Dataset items:
Begin

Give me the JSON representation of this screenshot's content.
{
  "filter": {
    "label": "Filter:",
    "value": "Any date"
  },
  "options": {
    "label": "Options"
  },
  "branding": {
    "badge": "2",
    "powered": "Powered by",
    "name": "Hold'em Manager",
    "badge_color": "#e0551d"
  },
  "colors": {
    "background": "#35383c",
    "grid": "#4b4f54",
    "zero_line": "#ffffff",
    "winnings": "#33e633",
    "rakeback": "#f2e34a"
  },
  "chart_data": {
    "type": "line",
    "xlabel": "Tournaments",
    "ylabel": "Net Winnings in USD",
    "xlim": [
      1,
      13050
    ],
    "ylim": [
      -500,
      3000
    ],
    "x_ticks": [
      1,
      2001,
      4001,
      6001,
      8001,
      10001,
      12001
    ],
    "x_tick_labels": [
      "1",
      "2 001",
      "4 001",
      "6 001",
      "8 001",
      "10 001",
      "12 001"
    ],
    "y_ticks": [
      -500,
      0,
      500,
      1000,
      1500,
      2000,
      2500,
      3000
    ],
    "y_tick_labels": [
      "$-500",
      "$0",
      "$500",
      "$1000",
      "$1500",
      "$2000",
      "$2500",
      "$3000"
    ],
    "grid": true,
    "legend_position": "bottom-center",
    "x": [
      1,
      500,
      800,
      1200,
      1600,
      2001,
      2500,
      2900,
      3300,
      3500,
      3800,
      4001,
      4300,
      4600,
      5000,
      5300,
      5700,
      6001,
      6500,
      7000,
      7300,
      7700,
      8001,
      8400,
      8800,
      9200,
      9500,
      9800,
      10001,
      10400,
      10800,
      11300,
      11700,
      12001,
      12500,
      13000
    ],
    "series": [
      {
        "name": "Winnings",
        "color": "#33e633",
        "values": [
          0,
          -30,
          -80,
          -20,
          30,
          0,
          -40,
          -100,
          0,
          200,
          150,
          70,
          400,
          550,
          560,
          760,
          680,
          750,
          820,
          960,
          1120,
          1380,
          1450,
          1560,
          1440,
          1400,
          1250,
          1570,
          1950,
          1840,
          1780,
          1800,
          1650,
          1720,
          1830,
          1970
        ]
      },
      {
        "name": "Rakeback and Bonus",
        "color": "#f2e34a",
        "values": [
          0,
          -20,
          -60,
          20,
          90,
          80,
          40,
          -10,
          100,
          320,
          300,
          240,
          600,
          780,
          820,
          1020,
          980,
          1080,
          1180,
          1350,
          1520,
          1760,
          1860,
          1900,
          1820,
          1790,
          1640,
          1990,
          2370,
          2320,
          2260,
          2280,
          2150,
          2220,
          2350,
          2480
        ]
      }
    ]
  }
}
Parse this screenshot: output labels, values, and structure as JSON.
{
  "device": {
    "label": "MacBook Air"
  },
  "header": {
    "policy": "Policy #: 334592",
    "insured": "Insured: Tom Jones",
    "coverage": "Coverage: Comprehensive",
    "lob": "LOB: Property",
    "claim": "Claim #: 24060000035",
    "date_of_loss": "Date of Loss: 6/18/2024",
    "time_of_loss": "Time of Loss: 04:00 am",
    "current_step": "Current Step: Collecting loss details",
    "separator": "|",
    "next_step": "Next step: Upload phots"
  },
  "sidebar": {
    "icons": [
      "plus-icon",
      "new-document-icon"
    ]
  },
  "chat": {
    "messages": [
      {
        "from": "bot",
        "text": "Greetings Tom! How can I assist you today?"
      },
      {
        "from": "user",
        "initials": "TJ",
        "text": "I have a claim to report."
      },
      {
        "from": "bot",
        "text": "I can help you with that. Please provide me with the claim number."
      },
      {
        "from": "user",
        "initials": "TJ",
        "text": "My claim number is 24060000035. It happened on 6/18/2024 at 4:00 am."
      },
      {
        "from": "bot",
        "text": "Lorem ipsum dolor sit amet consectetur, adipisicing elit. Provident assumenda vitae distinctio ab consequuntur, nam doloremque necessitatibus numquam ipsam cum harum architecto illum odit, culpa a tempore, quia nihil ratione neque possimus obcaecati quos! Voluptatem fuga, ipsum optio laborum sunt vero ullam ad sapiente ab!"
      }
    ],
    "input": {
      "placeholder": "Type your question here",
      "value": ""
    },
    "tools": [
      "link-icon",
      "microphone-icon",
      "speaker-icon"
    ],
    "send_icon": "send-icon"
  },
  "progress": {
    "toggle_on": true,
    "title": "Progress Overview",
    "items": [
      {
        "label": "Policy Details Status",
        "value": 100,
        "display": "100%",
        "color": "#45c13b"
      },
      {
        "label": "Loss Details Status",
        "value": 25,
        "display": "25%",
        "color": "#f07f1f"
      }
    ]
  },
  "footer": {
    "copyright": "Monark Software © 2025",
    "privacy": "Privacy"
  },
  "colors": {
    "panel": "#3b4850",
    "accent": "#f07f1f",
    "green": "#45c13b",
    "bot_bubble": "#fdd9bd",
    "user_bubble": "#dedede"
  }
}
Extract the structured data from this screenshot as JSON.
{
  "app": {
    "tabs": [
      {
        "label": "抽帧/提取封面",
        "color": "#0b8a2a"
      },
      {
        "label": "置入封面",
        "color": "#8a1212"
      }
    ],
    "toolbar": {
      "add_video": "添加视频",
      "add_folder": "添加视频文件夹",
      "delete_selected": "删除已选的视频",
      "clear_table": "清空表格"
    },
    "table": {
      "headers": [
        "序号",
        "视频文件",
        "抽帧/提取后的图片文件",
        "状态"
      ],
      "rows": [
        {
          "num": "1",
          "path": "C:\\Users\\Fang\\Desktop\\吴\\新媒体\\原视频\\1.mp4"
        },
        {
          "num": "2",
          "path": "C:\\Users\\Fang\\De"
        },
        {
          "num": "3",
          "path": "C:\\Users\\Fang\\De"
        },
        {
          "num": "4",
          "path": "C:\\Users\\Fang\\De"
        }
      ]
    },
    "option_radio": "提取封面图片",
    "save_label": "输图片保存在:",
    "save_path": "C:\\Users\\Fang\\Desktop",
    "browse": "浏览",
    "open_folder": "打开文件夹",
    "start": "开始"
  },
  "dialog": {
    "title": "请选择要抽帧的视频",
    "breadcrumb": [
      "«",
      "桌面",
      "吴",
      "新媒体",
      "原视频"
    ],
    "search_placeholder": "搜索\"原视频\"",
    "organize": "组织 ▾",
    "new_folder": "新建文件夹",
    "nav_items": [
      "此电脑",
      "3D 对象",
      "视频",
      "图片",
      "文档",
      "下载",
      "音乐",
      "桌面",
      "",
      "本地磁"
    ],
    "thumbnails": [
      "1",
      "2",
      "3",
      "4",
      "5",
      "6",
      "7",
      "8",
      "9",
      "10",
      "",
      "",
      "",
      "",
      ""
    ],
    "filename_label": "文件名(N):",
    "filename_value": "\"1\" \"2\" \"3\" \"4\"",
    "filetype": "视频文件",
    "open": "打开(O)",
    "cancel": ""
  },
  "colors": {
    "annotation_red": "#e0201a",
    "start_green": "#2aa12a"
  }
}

End

### EXERCISE DETAILS:
Copy each line of the data exactly, leaving nothing out.

### RESULT:
Give me the JSON representation of this screenshot's content.
{
  "filter": {
    "label": "Filter:",
    "value": "Any date"
  },
  "options": {
    "label": "Options"
  },
  "branding": {
    "badge": "2",
    "powered": "Powered by",
    "name": "Hold'em Manager",
    "badge_color": "#e0551d"
  },
  "colors": {
    "background": "#35383c",
    "grid": "#4b4f54",
    "zero_line": "#ffffff",
    "winnings": "#33e633",
    "rakeback": "#f2e34a"
  },
  "chart_data": {
    "type": "line",
    "xlabel": "Tournaments",
    "ylabel": "Net Winnings in USD",
    "xlim": [
      1,
      13050
    ],
    "ylim": [
      -500,
      3000
    ],
    "x_ticks": [
      1,
      2001,
      4001,
      6001,
      8001,
      10001,
      12001
    ],
    "x_tick_labels": [
      "1",
      "2 001",
      "4 001",
      "6 001",
      "8 001",
      "10 001",
      "12 001"
    ],
    "y_ticks": [
      -500,
      0,
      500,
      1000,
      1500,
      2000,
      2500,
      3000
    ],
    "y_tick_labels": [
      "$-500",
      "$0",
      "$500",
      "$1000",
      "$1500",
      "$2000",
      "$2500",
      "$3000"
    ],
    "grid": true,
    "legend_position": "bottom-center",
    "x": [
      1,
      500,
      800,
      1200,
      1600,
      2001,
      2500,
      2900,
      3300,
      3500,
      3800,
      4001,
      4300,
      4600,
      5000,
      5300,
      5700,
      6001,
      6500,
      7000,
      7300,
      7700,
      8001,
      8400,
      8800,
      9200,
      9500,
      9800,
      10001,
      10400,
      10800,
      11300,
      11700,
      12001,
      12500,
      13000
    ],
    "series": [
      {
        "name": "Winnings",
        "color": "#33e633",
        "values": [
          0,
          -30,
          -80,
          -20,
          30,
          0,
          -40,
          -100,
          0,
          200,
          150,
          70,
          400,
          550,
          560,
          760,
          680,
          750,
          820,
          960,
          1120,
          1380,
          1450,
          1560,
          1440,
          1400,
          1250,
          1570,
          1950,
          1840,
          1780,
          1800,
          1650,
          1720,
          1830,
          1970
        ]
      },
      {
        "name": "Rakeback and Bonus",
        "color": "#f2e34a",
        "values": [
          0,
          -20,
          -60,
          20,
          90,
          80,
          40,
          -10,
          100,
          320,
          300,
          240,
          600,
          780,
          820,
          1020,
          980,
          1080,
          1180,
          1350,
          1520,
          1760,
          1860,
          1900,
          1820,
          1790,
          1640,
          1990,
          2370,
          2320,
          2260,
          2280,
          2150,
          2220,
          2350,
          2480
        ]
      }
    ]
  }
}
Parse this screenshot: output labels, values, and structure as JSON.
{
  "device": {
    "label": "MacBook Air"
  },
  "header": {
    "policy": "Policy #: 334592",
    "insured": "Insured: Tom Jones",
    "coverage": "Coverage: Comprehensive",
    "lob": "LOB: Property",
    "claim": "Claim #: 24060000035",
    "date_of_loss": "Date of Loss: 6/18/2024",
    "time_of_loss": "Time of Loss: 04:00 am",
    "current_step": "Current Step: Collecting loss details",
    "separator": "|",
    "next_step": "Next step: Upload phots"
  },
  "sidebar": {
    "icons": [
      "plus-icon",
      "new-document-icon"
    ]
  },
  "chat": {
    "messages": [
      {
        "from": "bot",
        "text": "Greetings Tom! How can I assist you today?"
      },
      {
        "from": "user",
        "initials": "TJ",
        "text": "I have a claim to report."
      },
      {
        "from": "bot",
        "text": "I can help you with that. Please provide me with the claim number."
      },
      {
        "from": "user",
        "initials": "TJ",
        "text": "My claim number is 24060000035. It happened on 6/18/2024 at 4:00 am."
      },
      {
        "from": "bot",
        "text": "Lorem ipsum dolor sit amet consectetur, adipisicing elit. Provident assumenda vitae distinctio ab consequuntur, nam doloremque necessitatibus numquam ipsam cum harum architecto illum odit, culpa a tempore, quia nihil ratione neque possimus obcaecati quos! Voluptatem fuga, ipsum optio laborum sunt vero ullam ad sapiente ab!"
      }
    ],
    "input": {
      "placeholder": "Type your question here",
      "value": ""
    },
    "tools": [
      "link-icon",
      "microphone-icon",
      "speaker-icon"
    ],
    "send_icon": "send-icon"
  },
  "progress": {
    "toggle_on": true,
    "title": "Progress Overview",
    "items": [
      {
        "label": "Policy Details Status",
        "value": 100,
        "display": "100%",
        "color": "#45c13b"
      },
      {
        "label": "Loss Details Status",
        "value": 25,
        "display": "25%",
        "color": "#f07f1f"
      }
    ]
  },
  "footer": {
    "copyright": "Monark Software © 2025",
    "privacy": "Privacy"
  },
  "colors": {
    "panel": "#3b4850",
    "accent": "#f07f1f",
    "green": "#45c13b",
    "bot_bubble": "#fdd9bd",
    "user_bubble": "#dedede"
  }
}
Extract the structured data from this screenshot as JSON.
{
  "app": {
    "tabs": [
      {
        "label": "抽帧/提取封面",
        "color": "#0b8a2a"
      },
      {
        "label": "置入封面",
        "color": "#8a1212"
      }
    ],
    "toolbar": {
      "add_video": "添加视频",
      "add_folder": "添加视频文件夹",
      "delete_selected": "删除已选的视频",
      "clear_table": "清空表格"
    },
    "table": {
      "headers": [
        "序号",
        "视频文件",
        "抽帧/提取后的图片文件",
        "状态"
      ],
      "rows": [
        {
          "num": "1",
          "path": "C:\\Users\\Fang\\Desktop\\吴\\新媒体\\原视频\\1.mp4"
        },
        {
          "num": "2",
          "path": "C:\\Users\\Fang\\De"
        },
        {
          "num": "3",
          "path": "C:\\Users\\Fang\\De"
        },
        {
          "num": "4",
          "path": "C:\\Users\\Fang\\De"
        }
      ]
    },
    "option_radio": "提取封面图片",
    "save_label": "输图片保存在:",
    "save_path": "C:\\Users\\Fang\\Desktop",
    "browse": "浏览",
    "open_folder": "打开文件夹",
    "start": "开始"
  },
  "dialog": {
    "title": "请选择要抽帧的视频",
    "breadcrumb": [
      "«",
      "桌面",
      "吴",
      "新媒体",
      "原视频"
    ],
    "search_placeholder": "搜索\"原视频\"",
    "organize": "组织 ▾",
    "new_folder": "新建文件夹",
    "nav_items": [
      "此电脑",
      "3D 对象",
      "视频",
      "图片",
      "文档",
      "下载",
      "音乐",
      "桌面",
      "",
      "本地磁"
    ],
    "thumbnails": [
      "1",
      "2",
      "3",
      "4",
      "5",
      "6",
      "7",
      "8",
      "9",
      "10",
      "",
      "",
      "",
      "",
      ""
    ],
    "filename_label": "文件名(N):",
    "filename_value": "\"1\" \"2\" \"3\" \"4\"",
    "filetype": "视频文件",
    "open": "打开(O)",
    "cancel": ""
  },
  "colors": {
    "annotation_red": "#e0201a",
    "start_green": "#2aa12a"
  }
}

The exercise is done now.